- **Given entries**

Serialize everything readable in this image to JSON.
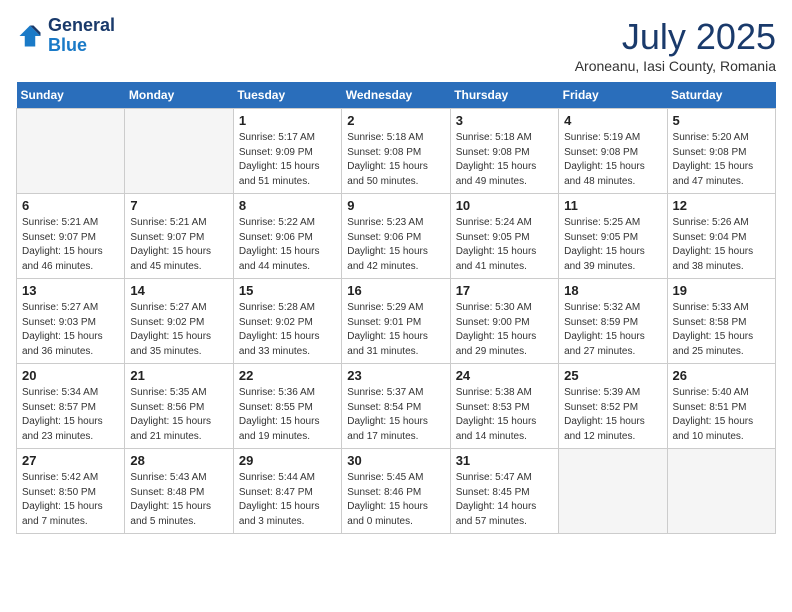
{
  "header": {
    "logo_line1": "General",
    "logo_line2": "Blue",
    "month": "July 2025",
    "location": "Aroneanu, Iasi County, Romania"
  },
  "weekdays": [
    "Sunday",
    "Monday",
    "Tuesday",
    "Wednesday",
    "Thursday",
    "Friday",
    "Saturday"
  ],
  "weeks": [
    [
      {
        "day": "",
        "empty": true
      },
      {
        "day": "",
        "empty": true
      },
      {
        "day": "1",
        "sunrise": "Sunrise: 5:17 AM",
        "sunset": "Sunset: 9:09 PM",
        "daylight": "Daylight: 15 hours and 51 minutes."
      },
      {
        "day": "2",
        "sunrise": "Sunrise: 5:18 AM",
        "sunset": "Sunset: 9:08 PM",
        "daylight": "Daylight: 15 hours and 50 minutes."
      },
      {
        "day": "3",
        "sunrise": "Sunrise: 5:18 AM",
        "sunset": "Sunset: 9:08 PM",
        "daylight": "Daylight: 15 hours and 49 minutes."
      },
      {
        "day": "4",
        "sunrise": "Sunrise: 5:19 AM",
        "sunset": "Sunset: 9:08 PM",
        "daylight": "Daylight: 15 hours and 48 minutes."
      },
      {
        "day": "5",
        "sunrise": "Sunrise: 5:20 AM",
        "sunset": "Sunset: 9:08 PM",
        "daylight": "Daylight: 15 hours and 47 minutes."
      }
    ],
    [
      {
        "day": "6",
        "sunrise": "Sunrise: 5:21 AM",
        "sunset": "Sunset: 9:07 PM",
        "daylight": "Daylight: 15 hours and 46 minutes."
      },
      {
        "day": "7",
        "sunrise": "Sunrise: 5:21 AM",
        "sunset": "Sunset: 9:07 PM",
        "daylight": "Daylight: 15 hours and 45 minutes."
      },
      {
        "day": "8",
        "sunrise": "Sunrise: 5:22 AM",
        "sunset": "Sunset: 9:06 PM",
        "daylight": "Daylight: 15 hours and 44 minutes."
      },
      {
        "day": "9",
        "sunrise": "Sunrise: 5:23 AM",
        "sunset": "Sunset: 9:06 PM",
        "daylight": "Daylight: 15 hours and 42 minutes."
      },
      {
        "day": "10",
        "sunrise": "Sunrise: 5:24 AM",
        "sunset": "Sunset: 9:05 PM",
        "daylight": "Daylight: 15 hours and 41 minutes."
      },
      {
        "day": "11",
        "sunrise": "Sunrise: 5:25 AM",
        "sunset": "Sunset: 9:05 PM",
        "daylight": "Daylight: 15 hours and 39 minutes."
      },
      {
        "day": "12",
        "sunrise": "Sunrise: 5:26 AM",
        "sunset": "Sunset: 9:04 PM",
        "daylight": "Daylight: 15 hours and 38 minutes."
      }
    ],
    [
      {
        "day": "13",
        "sunrise": "Sunrise: 5:27 AM",
        "sunset": "Sunset: 9:03 PM",
        "daylight": "Daylight: 15 hours and 36 minutes."
      },
      {
        "day": "14",
        "sunrise": "Sunrise: 5:27 AM",
        "sunset": "Sunset: 9:02 PM",
        "daylight": "Daylight: 15 hours and 35 minutes."
      },
      {
        "day": "15",
        "sunrise": "Sunrise: 5:28 AM",
        "sunset": "Sunset: 9:02 PM",
        "daylight": "Daylight: 15 hours and 33 minutes."
      },
      {
        "day": "16",
        "sunrise": "Sunrise: 5:29 AM",
        "sunset": "Sunset: 9:01 PM",
        "daylight": "Daylight: 15 hours and 31 minutes."
      },
      {
        "day": "17",
        "sunrise": "Sunrise: 5:30 AM",
        "sunset": "Sunset: 9:00 PM",
        "daylight": "Daylight: 15 hours and 29 minutes."
      },
      {
        "day": "18",
        "sunrise": "Sunrise: 5:32 AM",
        "sunset": "Sunset: 8:59 PM",
        "daylight": "Daylight: 15 hours and 27 minutes."
      },
      {
        "day": "19",
        "sunrise": "Sunrise: 5:33 AM",
        "sunset": "Sunset: 8:58 PM",
        "daylight": "Daylight: 15 hours and 25 minutes."
      }
    ],
    [
      {
        "day": "20",
        "sunrise": "Sunrise: 5:34 AM",
        "sunset": "Sunset: 8:57 PM",
        "daylight": "Daylight: 15 hours and 23 minutes."
      },
      {
        "day": "21",
        "sunrise": "Sunrise: 5:35 AM",
        "sunset": "Sunset: 8:56 PM",
        "daylight": "Daylight: 15 hours and 21 minutes."
      },
      {
        "day": "22",
        "sunrise": "Sunrise: 5:36 AM",
        "sunset": "Sunset: 8:55 PM",
        "daylight": "Daylight: 15 hours and 19 minutes."
      },
      {
        "day": "23",
        "sunrise": "Sunrise: 5:37 AM",
        "sunset": "Sunset: 8:54 PM",
        "daylight": "Daylight: 15 hours and 17 minutes."
      },
      {
        "day": "24",
        "sunrise": "Sunrise: 5:38 AM",
        "sunset": "Sunset: 8:53 PM",
        "daylight": "Daylight: 15 hours and 14 minutes."
      },
      {
        "day": "25",
        "sunrise": "Sunrise: 5:39 AM",
        "sunset": "Sunset: 8:52 PM",
        "daylight": "Daylight: 15 hours and 12 minutes."
      },
      {
        "day": "26",
        "sunrise": "Sunrise: 5:40 AM",
        "sunset": "Sunset: 8:51 PM",
        "daylight": "Daylight: 15 hours and 10 minutes."
      }
    ],
    [
      {
        "day": "27",
        "sunrise": "Sunrise: 5:42 AM",
        "sunset": "Sunset: 8:50 PM",
        "daylight": "Daylight: 15 hours and 7 minutes."
      },
      {
        "day": "28",
        "sunrise": "Sunrise: 5:43 AM",
        "sunset": "Sunset: 8:48 PM",
        "daylight": "Daylight: 15 hours and 5 minutes."
      },
      {
        "day": "29",
        "sunrise": "Sunrise: 5:44 AM",
        "sunset": "Sunset: 8:47 PM",
        "daylight": "Daylight: 15 hours and 3 minutes."
      },
      {
        "day": "30",
        "sunrise": "Sunrise: 5:45 AM",
        "sunset": "Sunset: 8:46 PM",
        "daylight": "Daylight: 15 hours and 0 minutes."
      },
      {
        "day": "31",
        "sunrise": "Sunrise: 5:47 AM",
        "sunset": "Sunset: 8:45 PM",
        "daylight": "Daylight: 14 hours and 57 minutes."
      },
      {
        "day": "",
        "empty": true
      },
      {
        "day": "",
        "empty": true
      }
    ]
  ]
}
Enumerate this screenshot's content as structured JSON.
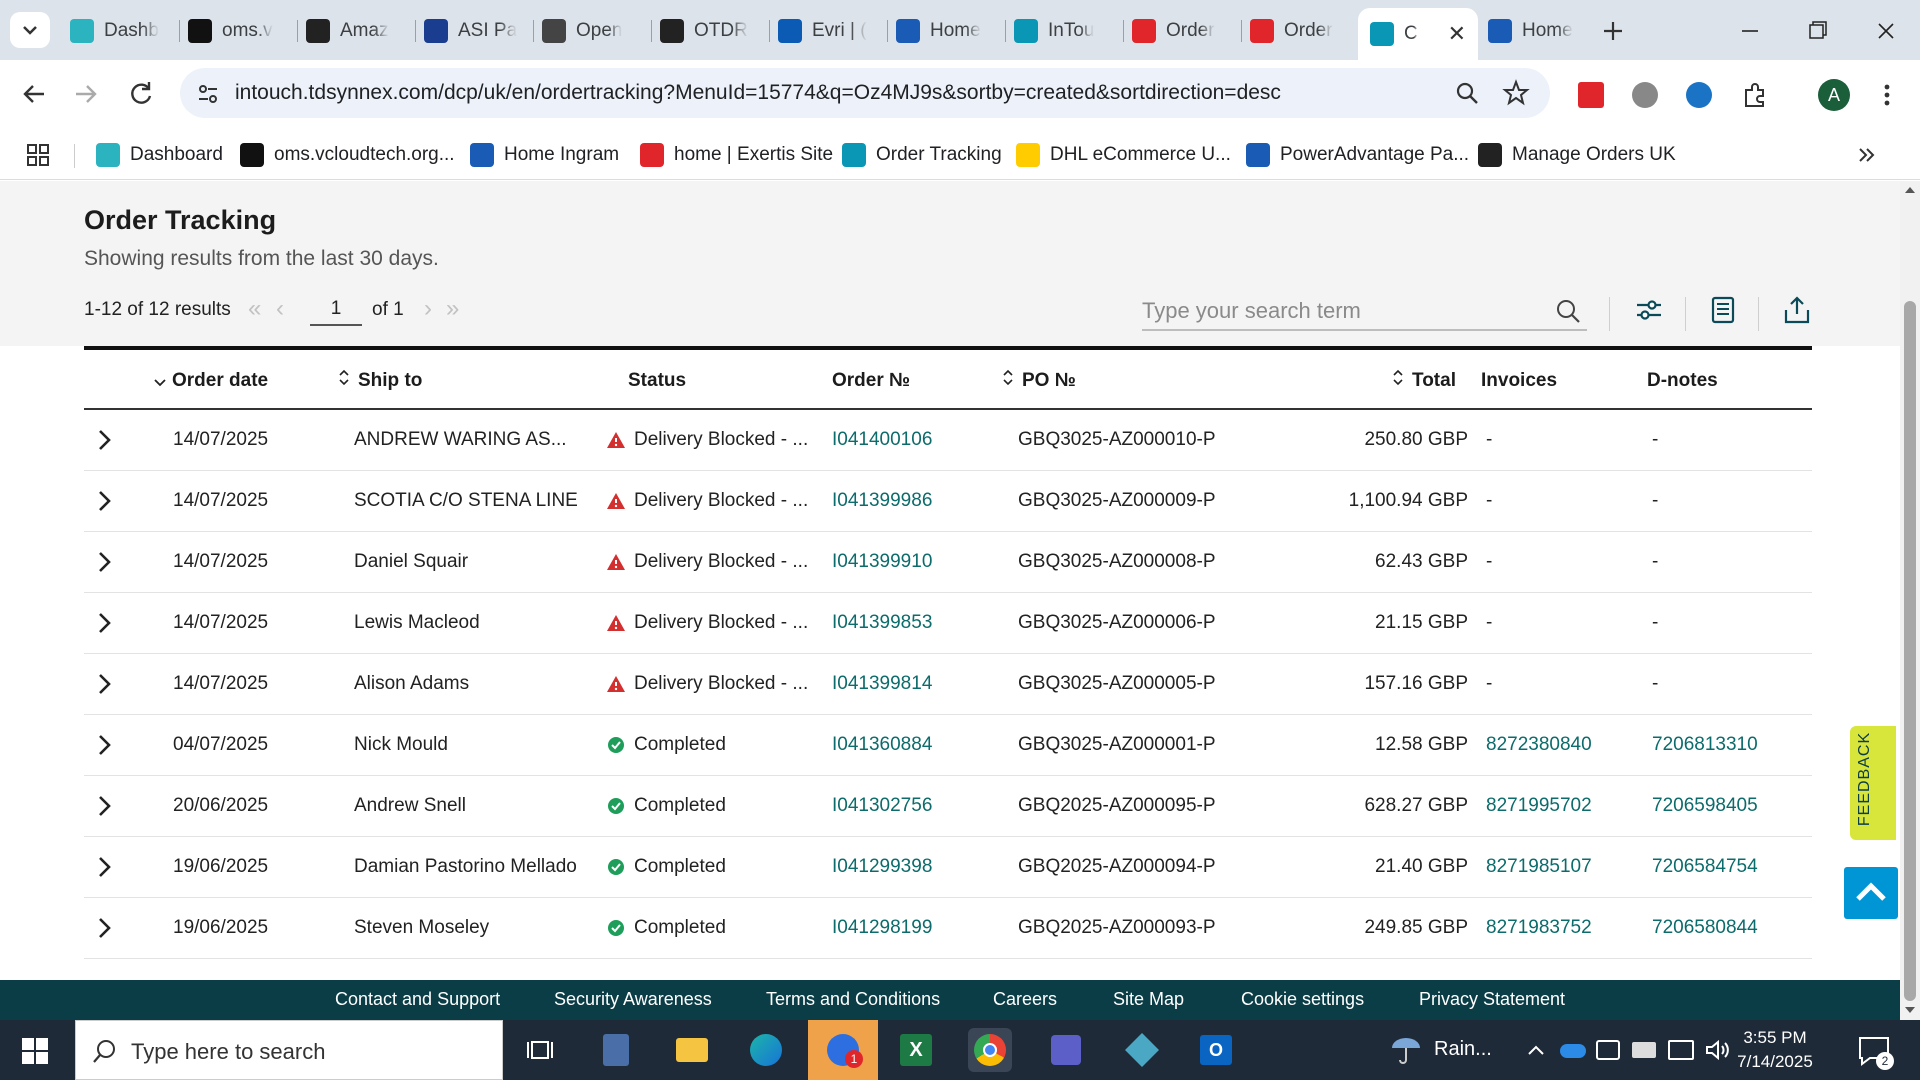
{
  "browser": {
    "tabs": [
      {
        "label": "Dashb",
        "icon": "diamond-icon",
        "color": "#2bb3c0"
      },
      {
        "label": "oms.v",
        "icon": "black-triangle-icon",
        "color": "#111111"
      },
      {
        "label": "Amaz",
        "icon": "amazon-icon",
        "color": "#222222"
      },
      {
        "label": "ASI Pa",
        "icon": "arrow-icon",
        "color": "#1a3d8f"
      },
      {
        "label": "Open",
        "icon": "openai-icon",
        "color": "#444444"
      },
      {
        "label": "OTDR",
        "icon": "openai-icon",
        "color": "#222222"
      },
      {
        "label": "Evri | (",
        "icon": "evri-icon",
        "color": "#0b5ab4"
      },
      {
        "label": "Home",
        "icon": "ingram-icon",
        "color": "#1a5bb5"
      },
      {
        "label": "InTou",
        "icon": "intouch-icon",
        "color": "#0a97b5"
      },
      {
        "label": "Order",
        "icon": "exertis-icon",
        "color": "#e0262a"
      },
      {
        "label": "Order",
        "icon": "exertis-icon",
        "color": "#e0262a"
      },
      {
        "label": "C",
        "icon": "intouch-icon",
        "color": "#0a97b5",
        "active": true
      },
      {
        "label": "Home",
        "icon": "ingram-icon",
        "color": "#1a5bb5"
      }
    ],
    "url": "intouch.tdsynnex.com/dcp/uk/en/ordertracking?MenuId=15774&q=Oz4MJ9s&sortby=created&sortdirection=desc",
    "profile_initial": "A",
    "bookmarks": [
      {
        "label": "Dashboard",
        "color": "#2bb3c0"
      },
      {
        "label": "oms.vcloudtech.org...",
        "color": "#111111"
      },
      {
        "label": "Home Ingram",
        "color": "#1a5bb5"
      },
      {
        "label": "home | Exertis Site",
        "color": "#e0262a"
      },
      {
        "label": "Order Tracking",
        "color": "#0a97b5"
      },
      {
        "label": "DHL eCommerce U...",
        "color": "#ffcc00"
      },
      {
        "label": "PowerAdvantage Pa...",
        "color": "#1a5bb5"
      },
      {
        "label": "Manage Orders UK",
        "color": "#222222"
      }
    ]
  },
  "page": {
    "title": "Order Tracking",
    "subtitle": "Showing results from the last 30 days.",
    "results_text": "1-12 of 12 results",
    "current_page": "1",
    "of_pages": "of 1",
    "search_placeholder": "Type your search term"
  },
  "table": {
    "headers": {
      "order_date": "Order date",
      "ship_to": "Ship to",
      "status": "Status",
      "order_no": "Order №",
      "po_no": "PO №",
      "total": "Total",
      "invoices": "Invoices",
      "dnotes": "D-notes"
    },
    "rows": [
      {
        "date": "14/07/2025",
        "ship_to": "ANDREW WARING AS...",
        "status": "Delivery Blocked - ...",
        "status_type": "blocked",
        "order": "I041400106",
        "po": "GBQ3025-AZ000010-P",
        "total": "250.80 GBP",
        "invoice": "-",
        "dnote": "-"
      },
      {
        "date": "14/07/2025",
        "ship_to": "SCOTIA C/O STENA LINE",
        "status": "Delivery Blocked - ...",
        "status_type": "blocked",
        "order": "I041399986",
        "po": "GBQ3025-AZ000009-P",
        "total": "1,100.94 GBP",
        "invoice": "-",
        "dnote": "-"
      },
      {
        "date": "14/07/2025",
        "ship_to": "Daniel Squair",
        "status": "Delivery Blocked - ...",
        "status_type": "blocked",
        "order": "I041399910",
        "po": "GBQ3025-AZ000008-P",
        "total": "62.43 GBP",
        "invoice": "-",
        "dnote": "-"
      },
      {
        "date": "14/07/2025",
        "ship_to": "Lewis Macleod",
        "status": "Delivery Blocked - ...",
        "status_type": "blocked",
        "order": "I041399853",
        "po": "GBQ3025-AZ000006-P",
        "total": "21.15 GBP",
        "invoice": "-",
        "dnote": "-"
      },
      {
        "date": "14/07/2025",
        "ship_to": "Alison Adams",
        "status": "Delivery Blocked - ...",
        "status_type": "blocked",
        "order": "I041399814",
        "po": "GBQ3025-AZ000005-P",
        "total": "157.16 GBP",
        "invoice": "-",
        "dnote": "-"
      },
      {
        "date": "04/07/2025",
        "ship_to": "Nick Mould",
        "status": "Completed",
        "status_type": "completed",
        "order": "I041360884",
        "po": "GBQ3025-AZ000001-P",
        "total": "12.58 GBP",
        "invoice": "8272380840",
        "dnote": "7206813310"
      },
      {
        "date": "20/06/2025",
        "ship_to": "Andrew Snell",
        "status": "Completed",
        "status_type": "completed",
        "order": "I041302756",
        "po": "GBQ2025-AZ000095-P",
        "total": "628.27 GBP",
        "invoice": "8271995702",
        "dnote": "7206598405"
      },
      {
        "date": "19/06/2025",
        "ship_to": "Damian Pastorino Mellado",
        "status": "Completed",
        "status_type": "completed",
        "order": "I041299398",
        "po": "GBQ2025-AZ000094-P",
        "total": "21.40 GBP",
        "invoice": "8271985107",
        "dnote": "7206584754"
      },
      {
        "date": "19/06/2025",
        "ship_to": "Steven Moseley",
        "status": "Completed",
        "status_type": "completed",
        "order": "I041298199",
        "po": "GBQ2025-AZ000093-P",
        "total": "249.85 GBP",
        "invoice": "8271983752",
        "dnote": "7206580844"
      }
    ]
  },
  "footer": {
    "links": [
      "Contact and Support",
      "Security Awareness",
      "Terms and Conditions",
      "Careers",
      "Site Map",
      "Cookie settings",
      "Privacy Statement"
    ]
  },
  "feedback_label": "FEEDBACK",
  "taskbar": {
    "search_placeholder": "Type here to search",
    "weather": "Rain...",
    "time": "3:55 PM",
    "date": "7/14/2025",
    "notification_count": "2",
    "zoom_badge": "1"
  },
  "colors": {
    "link": "#0c6b6b",
    "blocked": "#d32f2f",
    "completed": "#1e9e5a",
    "footer_bg": "#0b3d47",
    "feedback_bg": "#d8e63b",
    "to_top_bg": "#0096d6"
  }
}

- **Goal**
How many lines in the entries contain the string "search"? Answer with the number only.

- **Exercise solution**
2